SET TASK => Copy out each line exactly as it appears.

--- BEGIN TASK INPUTS ---

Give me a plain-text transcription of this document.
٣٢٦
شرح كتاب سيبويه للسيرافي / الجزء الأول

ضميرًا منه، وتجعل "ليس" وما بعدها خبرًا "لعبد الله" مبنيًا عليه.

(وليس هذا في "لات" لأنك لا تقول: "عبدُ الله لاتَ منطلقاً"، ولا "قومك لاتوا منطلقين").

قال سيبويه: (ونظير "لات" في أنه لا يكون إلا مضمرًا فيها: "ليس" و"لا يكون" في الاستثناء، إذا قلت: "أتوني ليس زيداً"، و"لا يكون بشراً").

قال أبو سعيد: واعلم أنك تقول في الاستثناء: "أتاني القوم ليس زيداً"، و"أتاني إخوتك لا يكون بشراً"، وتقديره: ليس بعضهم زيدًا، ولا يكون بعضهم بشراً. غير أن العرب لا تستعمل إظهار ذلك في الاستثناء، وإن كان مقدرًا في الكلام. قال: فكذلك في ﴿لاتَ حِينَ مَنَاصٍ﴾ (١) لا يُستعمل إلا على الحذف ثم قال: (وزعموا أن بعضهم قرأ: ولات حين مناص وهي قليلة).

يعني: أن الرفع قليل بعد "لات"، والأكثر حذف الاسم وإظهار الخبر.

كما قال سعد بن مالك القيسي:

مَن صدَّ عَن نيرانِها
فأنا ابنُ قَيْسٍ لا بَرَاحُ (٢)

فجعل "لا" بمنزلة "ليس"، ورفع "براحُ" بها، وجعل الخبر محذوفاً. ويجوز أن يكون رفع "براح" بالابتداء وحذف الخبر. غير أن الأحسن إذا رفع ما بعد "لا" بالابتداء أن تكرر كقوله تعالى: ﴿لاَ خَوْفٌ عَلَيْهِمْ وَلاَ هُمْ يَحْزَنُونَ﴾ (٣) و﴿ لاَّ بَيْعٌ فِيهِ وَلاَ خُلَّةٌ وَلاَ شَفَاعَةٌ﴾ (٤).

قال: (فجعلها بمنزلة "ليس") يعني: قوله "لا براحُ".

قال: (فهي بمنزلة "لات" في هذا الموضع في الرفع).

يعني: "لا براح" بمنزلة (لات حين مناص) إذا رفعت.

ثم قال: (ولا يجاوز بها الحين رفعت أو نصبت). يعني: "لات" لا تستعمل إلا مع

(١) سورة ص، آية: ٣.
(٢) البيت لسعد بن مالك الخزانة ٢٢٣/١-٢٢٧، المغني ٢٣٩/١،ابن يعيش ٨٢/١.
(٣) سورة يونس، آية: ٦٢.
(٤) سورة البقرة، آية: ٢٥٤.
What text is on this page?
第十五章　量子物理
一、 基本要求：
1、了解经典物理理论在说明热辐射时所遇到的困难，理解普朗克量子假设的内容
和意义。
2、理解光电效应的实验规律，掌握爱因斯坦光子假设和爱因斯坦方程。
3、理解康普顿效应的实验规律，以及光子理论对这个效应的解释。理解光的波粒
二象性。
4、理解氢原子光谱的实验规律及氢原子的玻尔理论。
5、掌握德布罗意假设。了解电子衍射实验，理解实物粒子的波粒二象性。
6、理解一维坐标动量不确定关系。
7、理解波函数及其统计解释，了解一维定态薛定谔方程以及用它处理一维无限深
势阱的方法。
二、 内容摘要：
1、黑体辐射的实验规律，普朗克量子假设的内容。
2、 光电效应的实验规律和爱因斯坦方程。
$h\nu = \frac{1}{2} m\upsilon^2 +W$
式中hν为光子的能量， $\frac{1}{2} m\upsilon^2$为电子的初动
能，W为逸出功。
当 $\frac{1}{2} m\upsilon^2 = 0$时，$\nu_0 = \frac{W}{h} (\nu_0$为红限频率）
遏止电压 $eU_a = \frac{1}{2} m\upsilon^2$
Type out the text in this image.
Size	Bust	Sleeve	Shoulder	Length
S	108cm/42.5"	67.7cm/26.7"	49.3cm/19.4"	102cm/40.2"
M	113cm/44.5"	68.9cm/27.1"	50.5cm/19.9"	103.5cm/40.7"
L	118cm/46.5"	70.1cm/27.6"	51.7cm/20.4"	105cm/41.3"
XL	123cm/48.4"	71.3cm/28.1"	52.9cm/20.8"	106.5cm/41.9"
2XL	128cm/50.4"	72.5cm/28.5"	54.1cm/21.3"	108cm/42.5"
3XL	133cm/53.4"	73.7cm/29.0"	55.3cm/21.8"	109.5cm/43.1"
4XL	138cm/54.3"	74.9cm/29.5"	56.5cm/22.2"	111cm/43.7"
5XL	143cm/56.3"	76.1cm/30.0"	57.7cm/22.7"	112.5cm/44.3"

--- END TASK INPUTS ---

IN RESPONSE =>
Give me a plain-text transcription of this document.
٣٢٦
شرح كتاب سيبويه للسيرافي / الجزء الأول

ضميرًا منه، وتجعل "ليس" وما بعدها خبرًا "لعبد الله" مبنيًا عليه.

(وليس هذا في "لات" لأنك لا تقول: "عبدُ الله لاتَ منطلقاً"، ولا "قومك لاتوا منطلقين").

قال سيبويه: (ونظير "لات" في أنه لا يكون إلا مضمرًا فيها: "ليس" و"لا يكون" في الاستثناء، إذا قلت: "أتوني ليس زيداً"، و"لا يكون بشراً").

قال أبو سعيد: واعلم أنك تقول في الاستثناء: "أتاني القوم ليس زيداً"، و"أتاني إخوتك لا يكون بشراً"، وتقديره: ليس بعضهم زيدًا، ولا يكون بعضهم بشراً. غير أن العرب لا تستعمل إظهار ذلك في الاستثناء، وإن كان مقدرًا في الكلام. قال: فكذلك في ﴿لاتَ حِينَ مَنَاصٍ﴾ (١) لا يُستعمل إلا على الحذف ثم قال: (وزعموا أن بعضهم قرأ: ولات حين مناص وهي قليلة).

يعني: أن الرفع قليل بعد "لات"، والأكثر حذف الاسم وإظهار الخبر.

كما قال سعد بن مالك القيسي:

مَن صدَّ عَن نيرانِها
فأنا ابنُ قَيْسٍ لا بَرَاحُ (٢)

فجعل "لا" بمنزلة "ليس"، ورفع "براحُ" بها، وجعل الخبر محذوفاً. ويجوز أن يكون رفع "براح" بالابتداء وحذف الخبر. غير أن الأحسن إذا رفع ما بعد "لا" بالابتداء أن تكرر كقوله تعالى: ﴿لاَ خَوْفٌ عَلَيْهِمْ وَلاَ هُمْ يَحْزَنُونَ﴾ (٣) و﴿ لاَّ بَيْعٌ فِيهِ وَلاَ خُلَّةٌ وَلاَ شَفَاعَةٌ﴾ (٤).

قال: (فجعلها بمنزلة "ليس") يعني: قوله "لا براحُ".

قال: (فهي بمنزلة "لات" في هذا الموضع في الرفع).

يعني: "لا براح" بمنزلة (لات حين مناص) إذا رفعت.

ثم قال: (ولا يجاوز بها الحين رفعت أو نصبت). يعني: "لات" لا تستعمل إلا مع

(١) سورة ص، آية: ٣.
(٢) البيت لسعد بن مالك الخزانة ٢٢٣/١-٢٢٧، المغني ٢٣٩/١،ابن يعيش ٨٢/١.
(٣) سورة يونس، آية: ٦٢.
(٤) سورة البقرة، آية: ٢٥٤.
What text is on this page?
第十五章　量子物理
一、 基本要求：
1、了解经典物理理论在说明热辐射时所遇到的困难，理解普朗克量子假设的内容
和意义。
2、理解光电效应的实验规律，掌握爱因斯坦光子假设和爱因斯坦方程。
3、理解康普顿效应的实验规律，以及光子理论对这个效应的解释。理解光的波粒
二象性。
4、理解氢原子光谱的实验规律及氢原子的玻尔理论。
5、掌握德布罗意假设。了解电子衍射实验，理解实物粒子的波粒二象性。
6、理解一维坐标动量不确定关系。
7、理解波函数及其统计解释，了解一维定态薛定谔方程以及用它处理一维无限深
势阱的方法。
二、 内容摘要：
1、黑体辐射的实验规律，普朗克量子假设的内容。
2、 光电效应的实验规律和爱因斯坦方程。
$h\nu = \frac{1}{2} m\upsilon^2 +W$
式中hν为光子的能量， $\frac{1}{2} m\upsilon^2$为电子的初动
能，W为逸出功。
当 $\frac{1}{2} m\upsilon^2 = 0$时，$\nu_0 = \frac{W}{h} (\nu_0$为红限频率）
遏止电压 $eU_a = \frac{1}{2} m\upsilon^2$
Type out the text in this image.
Size	Bust	Sleeve	Shoulder	Length
S	108cm/42.5"	67.7cm/26.7"	49.3cm/19.4"	102cm/40.2"
M	113cm/44.5"	68.9cm/27.1"	50.5cm/19.9"	103.5cm/40.7"
L	118cm/46.5"	70.1cm/27.6"	51.7cm/20.4"	105cm/41.3"
XL	123cm/48.4"	71.3cm/28.1"	52.9cm/20.8"	106.5cm/41.9"
2XL	128cm/50.4"	72.5cm/28.5"	54.1cm/21.3"	108cm/42.5"
3XL	133cm/53.4"	73.7cm/29.0"	55.3cm/21.8"	109.5cm/43.1"
4XL	138cm/54.3"	74.9cm/29.5"	56.5cm/22.2"	111cm/43.7"
5XL	143cm/56.3"	76.1cm/30.0"	57.7cm/22.7"	112.5cm/44.3"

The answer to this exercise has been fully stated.